• **CHALLENGE**:
Return the material below in full and exactly.

[Records from a collection]
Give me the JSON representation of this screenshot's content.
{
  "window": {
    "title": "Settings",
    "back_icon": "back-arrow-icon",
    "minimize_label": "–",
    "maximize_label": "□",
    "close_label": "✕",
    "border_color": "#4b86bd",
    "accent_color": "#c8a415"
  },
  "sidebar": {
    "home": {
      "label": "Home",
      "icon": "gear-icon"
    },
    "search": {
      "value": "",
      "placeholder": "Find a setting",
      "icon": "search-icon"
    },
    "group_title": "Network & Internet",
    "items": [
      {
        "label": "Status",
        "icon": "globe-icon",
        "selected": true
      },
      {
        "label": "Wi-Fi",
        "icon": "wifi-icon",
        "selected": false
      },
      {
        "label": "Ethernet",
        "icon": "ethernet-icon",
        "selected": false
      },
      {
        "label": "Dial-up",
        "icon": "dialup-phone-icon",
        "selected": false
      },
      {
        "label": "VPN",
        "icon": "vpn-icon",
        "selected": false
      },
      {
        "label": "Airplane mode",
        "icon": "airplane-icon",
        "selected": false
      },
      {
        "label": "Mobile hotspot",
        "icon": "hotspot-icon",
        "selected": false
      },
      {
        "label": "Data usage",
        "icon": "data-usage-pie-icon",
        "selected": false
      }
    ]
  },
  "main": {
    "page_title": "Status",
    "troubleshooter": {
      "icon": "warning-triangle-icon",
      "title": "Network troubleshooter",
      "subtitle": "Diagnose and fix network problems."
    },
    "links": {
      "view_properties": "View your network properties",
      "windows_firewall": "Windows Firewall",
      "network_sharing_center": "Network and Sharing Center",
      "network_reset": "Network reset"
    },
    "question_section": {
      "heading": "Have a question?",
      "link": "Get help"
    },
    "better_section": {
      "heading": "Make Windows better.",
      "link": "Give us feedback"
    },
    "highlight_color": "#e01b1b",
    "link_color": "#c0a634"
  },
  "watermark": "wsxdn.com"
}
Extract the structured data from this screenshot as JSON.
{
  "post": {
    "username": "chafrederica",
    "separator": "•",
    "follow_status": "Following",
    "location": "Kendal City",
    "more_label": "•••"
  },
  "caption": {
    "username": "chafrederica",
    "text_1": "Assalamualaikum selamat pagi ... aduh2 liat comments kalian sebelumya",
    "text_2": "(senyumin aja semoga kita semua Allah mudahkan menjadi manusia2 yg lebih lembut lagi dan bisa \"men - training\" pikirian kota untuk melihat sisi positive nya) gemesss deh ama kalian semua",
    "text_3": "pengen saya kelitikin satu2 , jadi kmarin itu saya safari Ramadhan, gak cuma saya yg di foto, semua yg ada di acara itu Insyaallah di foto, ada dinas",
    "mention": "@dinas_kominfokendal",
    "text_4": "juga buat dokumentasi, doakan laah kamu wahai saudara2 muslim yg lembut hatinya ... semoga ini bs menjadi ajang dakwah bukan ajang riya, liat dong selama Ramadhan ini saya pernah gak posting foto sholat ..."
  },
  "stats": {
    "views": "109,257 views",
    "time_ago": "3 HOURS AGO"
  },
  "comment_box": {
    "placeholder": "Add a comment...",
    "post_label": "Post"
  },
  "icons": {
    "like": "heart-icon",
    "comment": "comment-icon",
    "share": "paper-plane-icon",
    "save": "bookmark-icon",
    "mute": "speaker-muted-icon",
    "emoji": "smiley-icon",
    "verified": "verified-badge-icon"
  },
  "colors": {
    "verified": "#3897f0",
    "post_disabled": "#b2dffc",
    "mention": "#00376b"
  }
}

• **ANSWER TO THIS PROBLEM**:
Give me the JSON representation of this screenshot's content.
{
  "window": {
    "title": "Settings",
    "back_icon": "back-arrow-icon",
    "minimize_label": "–",
    "maximize_label": "□",
    "close_label": "✕",
    "border_color": "#4b86bd",
    "accent_color": "#c8a415"
  },
  "sidebar": {
    "home": {
      "label": "Home",
      "icon": "gear-icon"
    },
    "search": {
      "value": "",
      "placeholder": "Find a setting",
      "icon": "search-icon"
    },
    "group_title": "Network & Internet",
    "items": [
      {
        "label": "Status",
        "icon": "globe-icon",
        "selected": true
      },
      {
        "label": "Wi-Fi",
        "icon": "wifi-icon",
        "selected": false
      },
      {
        "label": "Ethernet",
        "icon": "ethernet-icon",
        "selected": false
      },
      {
        "label": "Dial-up",
        "icon": "dialup-phone-icon",
        "selected": false
      },
      {
        "label": "VPN",
        "icon": "vpn-icon",
        "selected": false
      },
      {
        "label": "Airplane mode",
        "icon": "airplane-icon",
        "selected": false
      },
      {
        "label": "Mobile hotspot",
        "icon": "hotspot-icon",
        "selected": false
      },
      {
        "label": "Data usage",
        "icon": "data-usage-pie-icon",
        "selected": false
      }
    ]
  },
  "main": {
    "page_title": "Status",
    "troubleshooter": {
      "icon": "warning-triangle-icon",
      "title": "Network troubleshooter",
      "subtitle": "Diagnose and fix network problems."
    },
    "links": {
      "view_properties": "View your network properties",
      "windows_firewall": "Windows Firewall",
      "network_sharing_center": "Network and Sharing Center",
      "network_reset": "Network reset"
    },
    "question_section": {
      "heading": "Have a question?",
      "link": "Get help"
    },
    "better_section": {
      "heading": "Make Windows better.",
      "link": "Give us feedback"
    },
    "highlight_color": "#e01b1b",
    "link_color": "#c0a634"
  },
  "watermark": "wsxdn.com"
}
Extract the structured data from this screenshot as JSON.
{
  "post": {
    "username": "chafrederica",
    "separator": "•",
    "follow_status": "Following",
    "location": "Kendal City",
    "more_label": "•••"
  },
  "caption": {
    "username": "chafrederica",
    "text_1": "Assalamualaikum selamat pagi ... aduh2 liat comments kalian sebelumya",
    "text_2": "(senyumin aja semoga kita semua Allah mudahkan menjadi manusia2 yg lebih lembut lagi dan bisa \"men - training\" pikirian kota untuk melihat sisi positive nya) gemesss deh ama kalian semua",
    "text_3": "pengen saya kelitikin satu2 , jadi kmarin itu saya safari Ramadhan, gak cuma saya yg di foto, semua yg ada di acara itu Insyaallah di foto, ada dinas",
    "mention": "@dinas_kominfokendal",
    "text_4": "juga buat dokumentasi, doakan laah kamu wahai saudara2 muslim yg lembut hatinya ... semoga ini bs menjadi ajang dakwah bukan ajang riya, liat dong selama Ramadhan ini saya pernah gak posting foto sholat ..."
  },
  "stats": {
    "views": "109,257 views",
    "time_ago": "3 HOURS AGO"
  },
  "comment_box": {
    "placeholder": "Add a comment...",
    "post_label": "Post"
  },
  "icons": {
    "like": "heart-icon",
    "comment": "comment-icon",
    "share": "paper-plane-icon",
    "save": "bookmark-icon",
    "mute": "speaker-muted-icon",
    "emoji": "smiley-icon",
    "verified": "verified-badge-icon"
  },
  "colors": {
    "verified": "#3897f0",
    "post_disabled": "#b2dffc",
    "mention": "#00376b"
  }
}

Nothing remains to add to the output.